§ **The exercise**
Wherever the word "eLibrary" appears in the entries, copy the whole line.

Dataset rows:
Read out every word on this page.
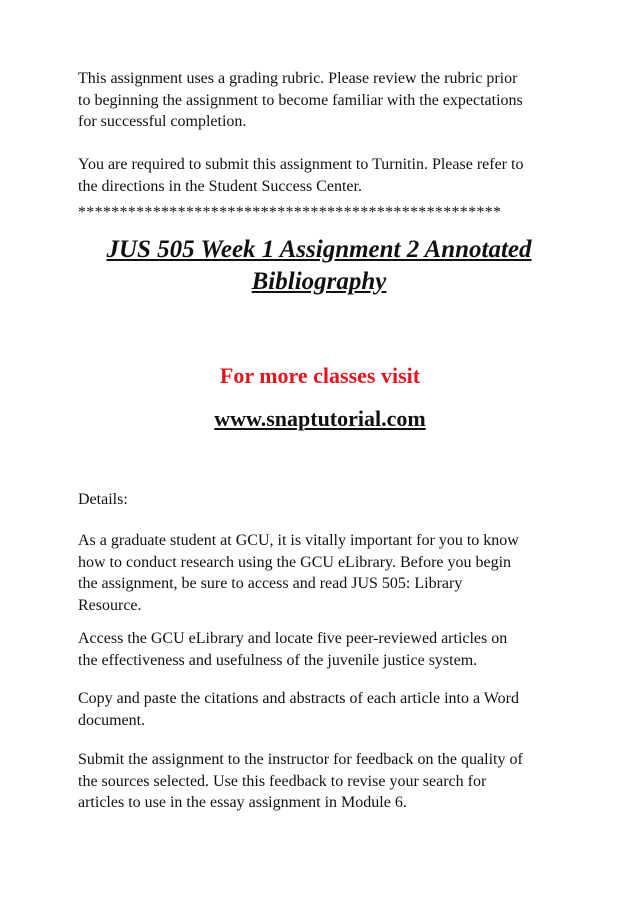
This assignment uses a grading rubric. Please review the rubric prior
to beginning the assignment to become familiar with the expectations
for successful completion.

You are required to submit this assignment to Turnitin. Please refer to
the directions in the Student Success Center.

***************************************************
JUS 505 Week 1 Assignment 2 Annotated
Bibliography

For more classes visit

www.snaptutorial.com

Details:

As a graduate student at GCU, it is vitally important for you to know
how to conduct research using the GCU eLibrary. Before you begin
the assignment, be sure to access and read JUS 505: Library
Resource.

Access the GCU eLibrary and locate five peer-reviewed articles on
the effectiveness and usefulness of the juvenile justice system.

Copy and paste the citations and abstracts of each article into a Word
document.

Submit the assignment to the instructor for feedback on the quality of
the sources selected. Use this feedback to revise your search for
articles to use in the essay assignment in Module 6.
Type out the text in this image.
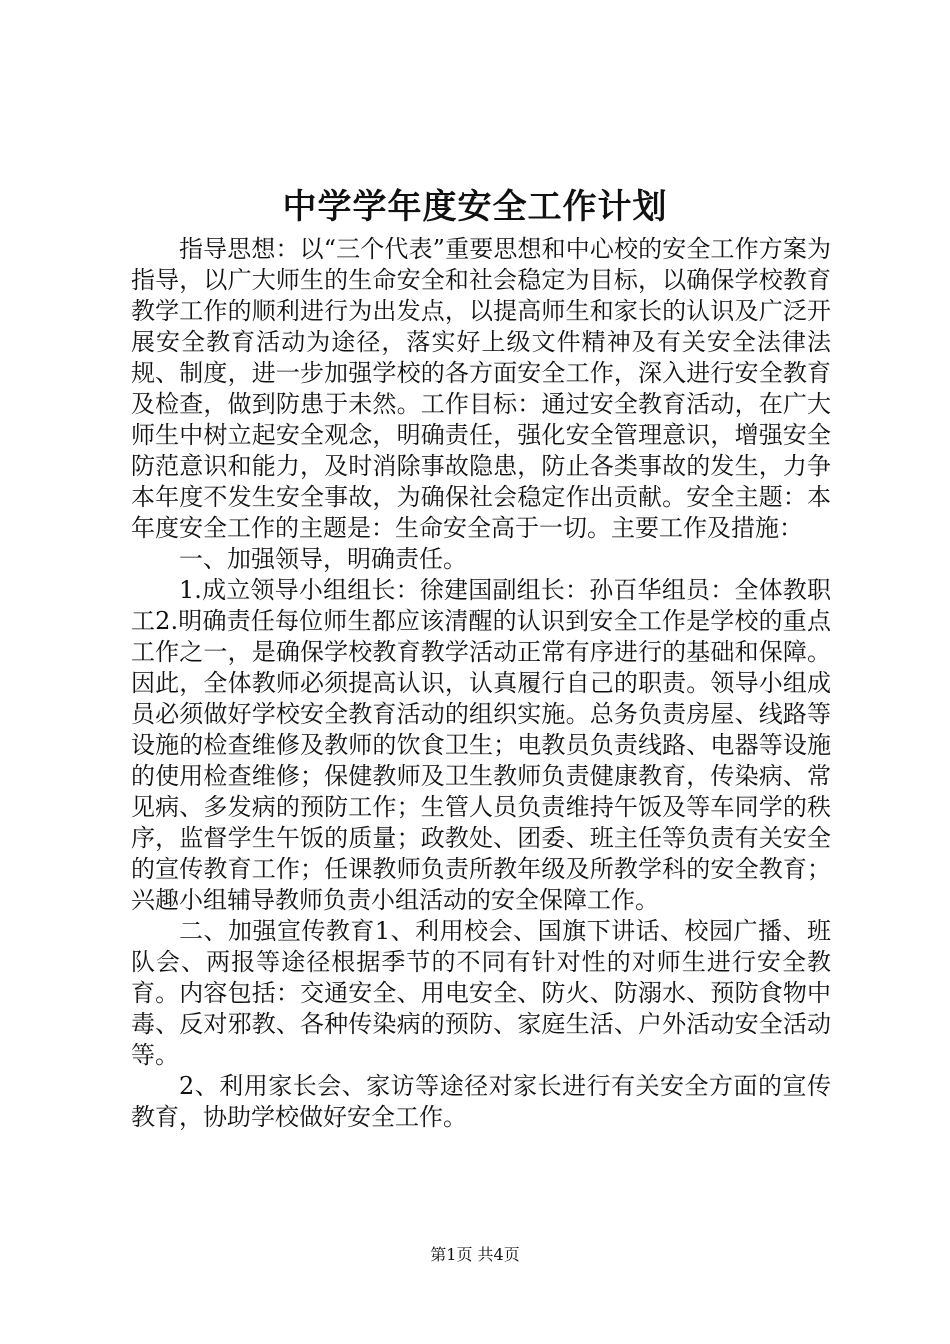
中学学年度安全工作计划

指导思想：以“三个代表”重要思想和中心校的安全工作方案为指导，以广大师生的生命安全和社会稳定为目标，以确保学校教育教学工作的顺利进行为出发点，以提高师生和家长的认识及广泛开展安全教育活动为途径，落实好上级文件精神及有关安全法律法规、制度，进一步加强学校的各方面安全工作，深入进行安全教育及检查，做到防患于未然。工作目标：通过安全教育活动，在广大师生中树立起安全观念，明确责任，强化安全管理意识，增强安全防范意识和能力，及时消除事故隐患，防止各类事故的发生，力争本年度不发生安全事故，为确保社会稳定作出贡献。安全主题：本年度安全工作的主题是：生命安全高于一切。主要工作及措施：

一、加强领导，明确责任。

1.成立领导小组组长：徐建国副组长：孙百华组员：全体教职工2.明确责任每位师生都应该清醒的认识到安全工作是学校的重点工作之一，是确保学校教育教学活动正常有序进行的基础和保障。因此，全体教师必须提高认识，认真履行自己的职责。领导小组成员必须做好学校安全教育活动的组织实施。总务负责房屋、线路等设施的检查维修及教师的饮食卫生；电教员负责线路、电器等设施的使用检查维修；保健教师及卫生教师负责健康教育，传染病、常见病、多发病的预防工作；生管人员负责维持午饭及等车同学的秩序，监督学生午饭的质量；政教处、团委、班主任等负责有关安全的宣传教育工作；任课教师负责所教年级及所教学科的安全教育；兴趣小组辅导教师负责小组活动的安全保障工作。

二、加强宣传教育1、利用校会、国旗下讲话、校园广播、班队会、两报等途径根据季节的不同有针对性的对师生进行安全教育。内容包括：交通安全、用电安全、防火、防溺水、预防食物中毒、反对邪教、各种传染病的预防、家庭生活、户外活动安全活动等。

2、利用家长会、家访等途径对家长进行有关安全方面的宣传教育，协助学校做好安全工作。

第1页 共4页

§ **Result of the exercise**
how to conduct research using the GCU eLibrary. Before you begin
Access the GCU eLibrary and locate five peer-reviewed articles on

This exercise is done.